GOAL - Keep the pictures out and restate every record exactly.

***** SUPPLIED MATERIAL

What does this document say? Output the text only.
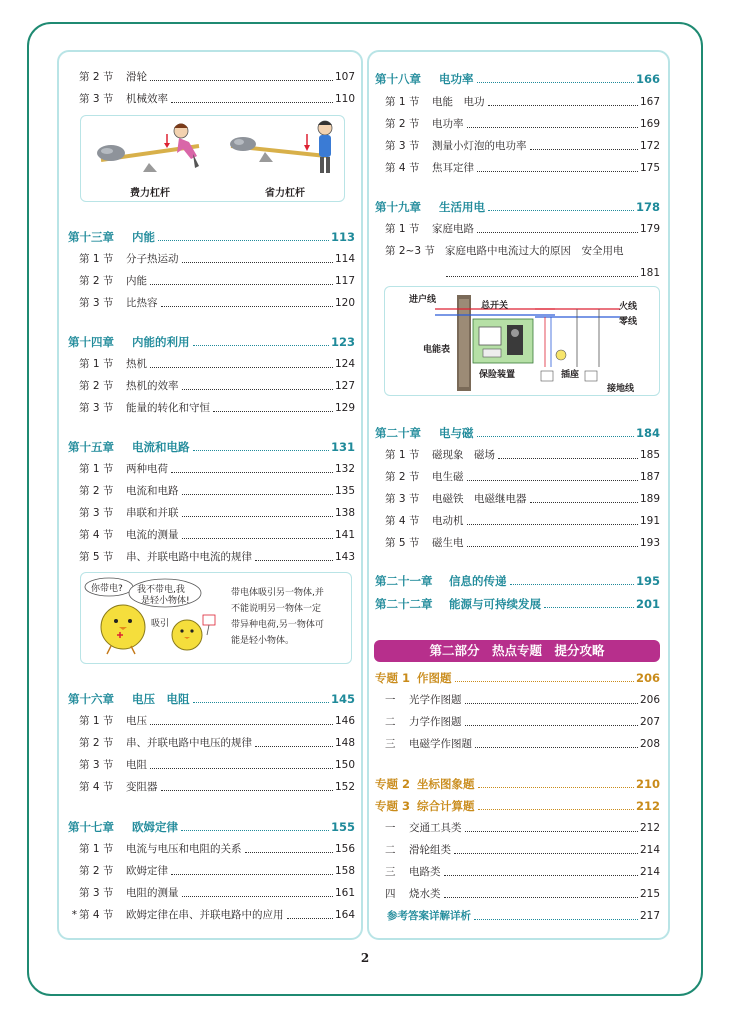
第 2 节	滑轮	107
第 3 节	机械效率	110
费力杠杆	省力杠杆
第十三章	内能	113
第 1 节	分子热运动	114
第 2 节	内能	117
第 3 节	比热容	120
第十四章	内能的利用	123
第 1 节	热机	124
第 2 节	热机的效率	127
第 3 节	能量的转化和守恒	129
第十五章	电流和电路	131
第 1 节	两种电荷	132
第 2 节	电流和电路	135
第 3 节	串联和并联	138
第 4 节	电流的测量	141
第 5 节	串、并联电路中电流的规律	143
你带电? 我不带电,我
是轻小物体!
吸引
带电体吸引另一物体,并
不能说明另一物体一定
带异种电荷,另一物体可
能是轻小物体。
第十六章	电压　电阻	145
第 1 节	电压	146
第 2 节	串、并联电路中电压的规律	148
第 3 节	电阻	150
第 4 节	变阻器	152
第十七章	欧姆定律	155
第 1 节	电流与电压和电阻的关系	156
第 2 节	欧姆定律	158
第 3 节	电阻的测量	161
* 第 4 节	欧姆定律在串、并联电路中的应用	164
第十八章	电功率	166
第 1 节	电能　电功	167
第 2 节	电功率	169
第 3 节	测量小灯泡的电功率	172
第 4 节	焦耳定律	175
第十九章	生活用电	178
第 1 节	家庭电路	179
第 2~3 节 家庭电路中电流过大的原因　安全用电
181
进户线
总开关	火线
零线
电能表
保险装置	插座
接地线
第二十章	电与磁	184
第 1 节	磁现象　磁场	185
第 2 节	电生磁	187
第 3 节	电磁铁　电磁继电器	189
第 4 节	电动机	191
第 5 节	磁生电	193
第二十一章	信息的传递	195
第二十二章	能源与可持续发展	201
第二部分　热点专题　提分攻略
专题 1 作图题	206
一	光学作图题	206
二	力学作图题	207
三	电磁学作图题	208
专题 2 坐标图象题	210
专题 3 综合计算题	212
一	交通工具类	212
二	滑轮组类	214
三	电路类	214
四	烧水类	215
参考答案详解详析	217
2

**********

SOLUTION TO THIS EXERCISE -
What does this document say? Output the text only.
第 2 节	滑轮	107
第 3 节	机械效率	110
费力杠杆	省力杠杆
第十三章	内能	113
第 1 节	分子热运动	114
第 2 节	内能	117
第 3 节	比热容	120
第十四章	内能的利用	123
第 1 节	热机	124
第 2 节	热机的效率	127
第 3 节	能量的转化和守恒	129
第十五章	电流和电路	131
第 1 节	两种电荷	132
第 2 节	电流和电路	135
第 3 节	串联和并联	138
第 4 节	电流的测量	141
第 5 节	串、并联电路中电流的规律	143
你带电? 我不带电,我
是轻小物体!
吸引
带电体吸引另一物体,并
不能说明另一物体一定
带异种电荷,另一物体可
能是轻小物体。
第十六章	电压　电阻	145
第 1 节	电压	146
第 2 节	串、并联电路中电压的规律	148
第 3 节	电阻	150
第 4 节	变阻器	152
第十七章	欧姆定律	155
第 1 节	电流与电压和电阻的关系	156
第 2 节	欧姆定律	158
第 3 节	电阻的测量	161
* 第 4 节	欧姆定律在串、并联电路中的应用	164
第十八章	电功率	166
第 1 节	电能　电功	167
第 2 节	电功率	169
第 3 节	测量小灯泡的电功率	172
第 4 节	焦耳定律	175
第十九章	生活用电	178
第 1 节	家庭电路	179
第 2~3 节 家庭电路中电流过大的原因　安全用电
181
进户线
总开关	火线
零线
电能表
保险装置	插座
接地线
第二十章	电与磁	184
第 1 节	磁现象　磁场	185
第 2 节	电生磁	187
第 3 节	电磁铁　电磁继电器	189
第 4 节	电动机	191
第 5 节	磁生电	193
第二十一章	信息的传递	195
第二十二章	能源与可持续发展	201
第二部分　热点专题　提分攻略
专题 1 作图题	206
一	光学作图题	206
二	力学作图题	207
三	电磁学作图题	208
专题 2 坐标图象题	210
专题 3 综合计算题	212
一	交通工具类	212
二	滑轮组类	214
三	电路类	214
四	烧水类	215
参考答案详解详析	217
2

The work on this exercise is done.